### INSTRUCTION
All of the records below should be output exactly.

+-------+

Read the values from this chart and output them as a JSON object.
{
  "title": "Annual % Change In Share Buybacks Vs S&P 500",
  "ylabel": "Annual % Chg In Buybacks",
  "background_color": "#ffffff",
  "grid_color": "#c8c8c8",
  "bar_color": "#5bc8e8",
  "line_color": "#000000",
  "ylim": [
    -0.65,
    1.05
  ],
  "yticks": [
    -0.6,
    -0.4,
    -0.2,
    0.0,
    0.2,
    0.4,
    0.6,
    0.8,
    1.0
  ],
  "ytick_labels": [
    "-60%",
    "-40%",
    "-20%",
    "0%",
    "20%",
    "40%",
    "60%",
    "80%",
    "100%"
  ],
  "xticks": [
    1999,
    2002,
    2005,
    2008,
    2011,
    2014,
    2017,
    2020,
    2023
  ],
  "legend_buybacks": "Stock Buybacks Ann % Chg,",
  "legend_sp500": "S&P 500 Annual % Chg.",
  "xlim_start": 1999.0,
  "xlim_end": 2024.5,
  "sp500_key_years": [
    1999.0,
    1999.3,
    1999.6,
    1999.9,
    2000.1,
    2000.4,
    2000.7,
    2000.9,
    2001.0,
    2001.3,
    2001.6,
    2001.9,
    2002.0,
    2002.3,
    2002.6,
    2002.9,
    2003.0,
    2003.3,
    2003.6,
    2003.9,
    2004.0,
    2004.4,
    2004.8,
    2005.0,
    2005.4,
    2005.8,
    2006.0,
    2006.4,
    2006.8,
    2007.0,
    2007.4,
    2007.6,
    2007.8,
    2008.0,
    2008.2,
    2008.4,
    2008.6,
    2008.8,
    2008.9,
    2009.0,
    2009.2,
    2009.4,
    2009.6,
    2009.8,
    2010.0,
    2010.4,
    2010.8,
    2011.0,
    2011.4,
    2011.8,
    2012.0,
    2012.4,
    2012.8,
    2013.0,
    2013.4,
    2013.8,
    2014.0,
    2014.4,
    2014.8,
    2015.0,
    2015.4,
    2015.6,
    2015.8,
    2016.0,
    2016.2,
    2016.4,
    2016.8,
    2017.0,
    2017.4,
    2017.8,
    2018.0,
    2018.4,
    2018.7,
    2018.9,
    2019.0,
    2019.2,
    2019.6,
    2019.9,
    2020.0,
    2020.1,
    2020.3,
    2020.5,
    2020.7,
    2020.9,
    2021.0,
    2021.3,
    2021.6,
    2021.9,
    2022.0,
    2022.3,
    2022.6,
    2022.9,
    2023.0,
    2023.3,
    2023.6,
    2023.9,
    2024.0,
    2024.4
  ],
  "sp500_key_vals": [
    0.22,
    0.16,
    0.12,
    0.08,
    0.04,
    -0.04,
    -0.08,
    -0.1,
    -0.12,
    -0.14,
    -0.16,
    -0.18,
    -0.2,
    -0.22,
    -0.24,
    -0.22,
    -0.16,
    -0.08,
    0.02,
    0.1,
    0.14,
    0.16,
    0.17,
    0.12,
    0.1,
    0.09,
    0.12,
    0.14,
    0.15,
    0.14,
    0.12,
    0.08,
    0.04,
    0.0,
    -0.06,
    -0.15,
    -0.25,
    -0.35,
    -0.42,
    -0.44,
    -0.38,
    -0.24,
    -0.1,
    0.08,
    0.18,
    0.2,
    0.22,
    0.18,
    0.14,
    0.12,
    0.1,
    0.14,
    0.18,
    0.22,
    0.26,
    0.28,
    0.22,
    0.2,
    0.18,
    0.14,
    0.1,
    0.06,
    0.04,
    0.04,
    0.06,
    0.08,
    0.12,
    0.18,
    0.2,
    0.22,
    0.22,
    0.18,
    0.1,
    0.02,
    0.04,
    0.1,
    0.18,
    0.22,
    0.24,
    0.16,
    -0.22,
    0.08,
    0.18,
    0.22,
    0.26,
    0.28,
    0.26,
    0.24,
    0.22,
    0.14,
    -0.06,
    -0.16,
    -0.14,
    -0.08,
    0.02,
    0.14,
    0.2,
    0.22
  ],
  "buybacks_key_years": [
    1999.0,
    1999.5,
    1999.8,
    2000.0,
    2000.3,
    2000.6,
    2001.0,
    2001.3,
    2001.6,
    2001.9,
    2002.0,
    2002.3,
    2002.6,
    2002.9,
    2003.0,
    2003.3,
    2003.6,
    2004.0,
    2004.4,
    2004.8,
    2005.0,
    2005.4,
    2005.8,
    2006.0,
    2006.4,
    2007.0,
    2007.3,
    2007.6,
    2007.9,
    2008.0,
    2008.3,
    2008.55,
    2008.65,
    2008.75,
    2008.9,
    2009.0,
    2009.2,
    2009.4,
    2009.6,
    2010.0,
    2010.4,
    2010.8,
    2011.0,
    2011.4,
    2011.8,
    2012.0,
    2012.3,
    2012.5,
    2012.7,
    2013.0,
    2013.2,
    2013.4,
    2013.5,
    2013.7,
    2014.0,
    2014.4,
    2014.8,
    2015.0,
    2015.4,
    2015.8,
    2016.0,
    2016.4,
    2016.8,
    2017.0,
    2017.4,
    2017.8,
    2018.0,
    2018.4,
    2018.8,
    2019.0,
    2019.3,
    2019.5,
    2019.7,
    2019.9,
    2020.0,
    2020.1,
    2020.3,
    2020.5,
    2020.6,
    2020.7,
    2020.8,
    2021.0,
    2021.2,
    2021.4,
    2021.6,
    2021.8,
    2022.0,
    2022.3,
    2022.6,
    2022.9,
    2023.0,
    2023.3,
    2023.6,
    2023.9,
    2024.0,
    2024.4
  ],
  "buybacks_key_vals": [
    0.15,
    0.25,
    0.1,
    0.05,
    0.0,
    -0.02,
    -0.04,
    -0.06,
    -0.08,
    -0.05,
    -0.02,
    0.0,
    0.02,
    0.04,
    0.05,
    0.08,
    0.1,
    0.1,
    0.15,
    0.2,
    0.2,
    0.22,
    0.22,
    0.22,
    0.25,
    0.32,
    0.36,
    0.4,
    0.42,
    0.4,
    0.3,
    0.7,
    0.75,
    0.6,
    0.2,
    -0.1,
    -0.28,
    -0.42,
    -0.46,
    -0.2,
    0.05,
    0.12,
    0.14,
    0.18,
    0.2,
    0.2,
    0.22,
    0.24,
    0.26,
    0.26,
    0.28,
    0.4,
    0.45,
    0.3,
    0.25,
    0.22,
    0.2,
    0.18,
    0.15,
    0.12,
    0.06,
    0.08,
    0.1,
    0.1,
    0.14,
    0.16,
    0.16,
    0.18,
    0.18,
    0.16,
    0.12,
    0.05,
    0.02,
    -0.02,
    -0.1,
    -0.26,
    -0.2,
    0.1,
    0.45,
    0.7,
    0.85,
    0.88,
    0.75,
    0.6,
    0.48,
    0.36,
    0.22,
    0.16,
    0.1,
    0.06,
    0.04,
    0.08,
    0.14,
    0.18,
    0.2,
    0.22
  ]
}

+-------+

### THE REPLY
Read the values from this chart and output them as a JSON object.
{
  "title": "Annual % Change In Share Buybacks Vs S&P 500",
  "ylabel": "Annual % Chg In Buybacks",
  "background_color": "#ffffff",
  "grid_color": "#c8c8c8",
  "bar_color": "#5bc8e8",
  "line_color": "#000000",
  "ylim": [
    -0.65,
    1.05
  ],
  "yticks": [
    -0.6,
    -0.4,
    -0.2,
    0.0,
    0.2,
    0.4,
    0.6,
    0.8,
    1.0
  ],
  "ytick_labels": [
    "-60%",
    "-40%",
    "-20%",
    "0%",
    "20%",
    "40%",
    "60%",
    "80%",
    "100%"
  ],
  "xticks": [
    1999,
    2002,
    2005,
    2008,
    2011,
    2014,
    2017,
    2020,
    2023
  ],
  "legend_buybacks": "Stock Buybacks Ann % Chg,",
  "legend_sp500": "S&P 500 Annual % Chg.",
  "xlim_start": 1999.0,
  "xlim_end": 2024.5,
  "sp500_key_years": [
    1999.0,
    1999.3,
    1999.6,
    1999.9,
    2000.1,
    2000.4,
    2000.7,
    2000.9,
    2001.0,
    2001.3,
    2001.6,
    2001.9,
    2002.0,
    2002.3,
    2002.6,
    2002.9,
    2003.0,
    2003.3,
    2003.6,
    2003.9,
    2004.0,
    2004.4,
    2004.8,
    2005.0,
    2005.4,
    2005.8,
    2006.0,
    2006.4,
    2006.8,
    2007.0,
    2007.4,
    2007.6,
    2007.8,
    2008.0,
    2008.2,
    2008.4,
    2008.6,
    2008.8,
    2008.9,
    2009.0,
    2009.2,
    2009.4,
    2009.6,
    2009.8,
    2010.0,
    2010.4,
    2010.8,
    2011.0,
    2011.4,
    2011.8,
    2012.0,
    2012.4,
    2012.8,
    2013.0,
    2013.4,
    2013.8,
    2014.0,
    2014.4,
    2014.8,
    2015.0,
    2015.4,
    2015.6,
    2015.8,
    2016.0,
    2016.2,
    2016.4,
    2016.8,
    2017.0,
    2017.4,
    2017.8,
    2018.0,
    2018.4,
    2018.7,
    2018.9,
    2019.0,
    2019.2,
    2019.6,
    2019.9,
    2020.0,
    2020.1,
    2020.3,
    2020.5,
    2020.7,
    2020.9,
    2021.0,
    2021.3,
    2021.6,
    2021.9,
    2022.0,
    2022.3,
    2022.6,
    2022.9,
    2023.0,
    2023.3,
    2023.6,
    2023.9,
    2024.0,
    2024.4
  ],
  "sp500_key_vals": [
    0.22,
    0.16,
    0.12,
    0.08,
    0.04,
    -0.04,
    -0.08,
    -0.1,
    -0.12,
    -0.14,
    -0.16,
    -0.18,
    -0.2,
    -0.22,
    -0.24,
    -0.22,
    -0.16,
    -0.08,
    0.02,
    0.1,
    0.14,
    0.16,
    0.17,
    0.12,
    0.1,
    0.09,
    0.12,
    0.14,
    0.15,
    0.14,
    0.12,
    0.08,
    0.04,
    0.0,
    -0.06,
    -0.15,
    -0.25,
    -0.35,
    -0.42,
    -0.44,
    -0.38,
    -0.24,
    -0.1,
    0.08,
    0.18,
    0.2,
    0.22,
    0.18,
    0.14,
    0.12,
    0.1,
    0.14,
    0.18,
    0.22,
    0.26,
    0.28,
    0.22,
    0.2,
    0.18,
    0.14,
    0.1,
    0.06,
    0.04,
    0.04,
    0.06,
    0.08,
    0.12,
    0.18,
    0.2,
    0.22,
    0.22,
    0.18,
    0.1,
    0.02,
    0.04,
    0.1,
    0.18,
    0.22,
    0.24,
    0.16,
    -0.22,
    0.08,
    0.18,
    0.22,
    0.26,
    0.28,
    0.26,
    0.24,
    0.22,
    0.14,
    -0.06,
    -0.16,
    -0.14,
    -0.08,
    0.02,
    0.14,
    0.2,
    0.22
  ],
  "buybacks_key_years": [
    1999.0,
    1999.5,
    1999.8,
    2000.0,
    2000.3,
    2000.6,
    2001.0,
    2001.3,
    2001.6,
    2001.9,
    2002.0,
    2002.3,
    2002.6,
    2002.9,
    2003.0,
    2003.3,
    2003.6,
    2004.0,
    2004.4,
    2004.8,
    2005.0,
    2005.4,
    2005.8,
    2006.0,
    2006.4,
    2007.0,
    2007.3,
    2007.6,
    2007.9,
    2008.0,
    2008.3,
    2008.55,
    2008.65,
    2008.75,
    2008.9,
    2009.0,
    2009.2,
    2009.4,
    2009.6,
    2010.0,
    2010.4,
    2010.8,
    2011.0,
    2011.4,
    2011.8,
    2012.0,
    2012.3,
    2012.5,
    2012.7,
    2013.0,
    2013.2,
    2013.4,
    2013.5,
    2013.7,
    2014.0,
    2014.4,
    2014.8,
    2015.0,
    2015.4,
    2015.8,
    2016.0,
    2016.4,
    2016.8,
    2017.0,
    2017.4,
    2017.8,
    2018.0,
    2018.4,
    2018.8,
    2019.0,
    2019.3,
    2019.5,
    2019.7,
    2019.9,
    2020.0,
    2020.1,
    2020.3,
    2020.5,
    2020.6,
    2020.7,
    2020.8,
    2021.0,
    2021.2,
    2021.4,
    2021.6,
    2021.8,
    2022.0,
    2022.3,
    2022.6,
    2022.9,
    2023.0,
    2023.3,
    2023.6,
    2023.9,
    2024.0,
    2024.4
  ],
  "buybacks_key_vals": [
    0.15,
    0.25,
    0.1,
    0.05,
    0.0,
    -0.02,
    -0.04,
    -0.06,
    -0.08,
    -0.05,
    -0.02,
    0.0,
    0.02,
    0.04,
    0.05,
    0.08,
    0.1,
    0.1,
    0.15,
    0.2,
    0.2,
    0.22,
    0.22,
    0.22,
    0.25,
    0.32,
    0.36,
    0.4,
    0.42,
    0.4,
    0.3,
    0.7,
    0.75,
    0.6,
    0.2,
    -0.1,
    -0.28,
    -0.42,
    -0.46,
    -0.2,
    0.05,
    0.12,
    0.14,
    0.18,
    0.2,
    0.2,
    0.22,
    0.24,
    0.26,
    0.26,
    0.28,
    0.4,
    0.45,
    0.3,
    0.25,
    0.22,
    0.2,
    0.18,
    0.15,
    0.12,
    0.06,
    0.08,
    0.1,
    0.1,
    0.14,
    0.16,
    0.16,
    0.18,
    0.18,
    0.16,
    0.12,
    0.05,
    0.02,
    -0.02,
    -0.1,
    -0.26,
    -0.2,
    0.1,
    0.45,
    0.7,
    0.85,
    0.88,
    0.75,
    0.6,
    0.48,
    0.36,
    0.22,
    0.16,
    0.1,
    0.06,
    0.04,
    0.08,
    0.14,
    0.18,
    0.2,
    0.22
  ]
}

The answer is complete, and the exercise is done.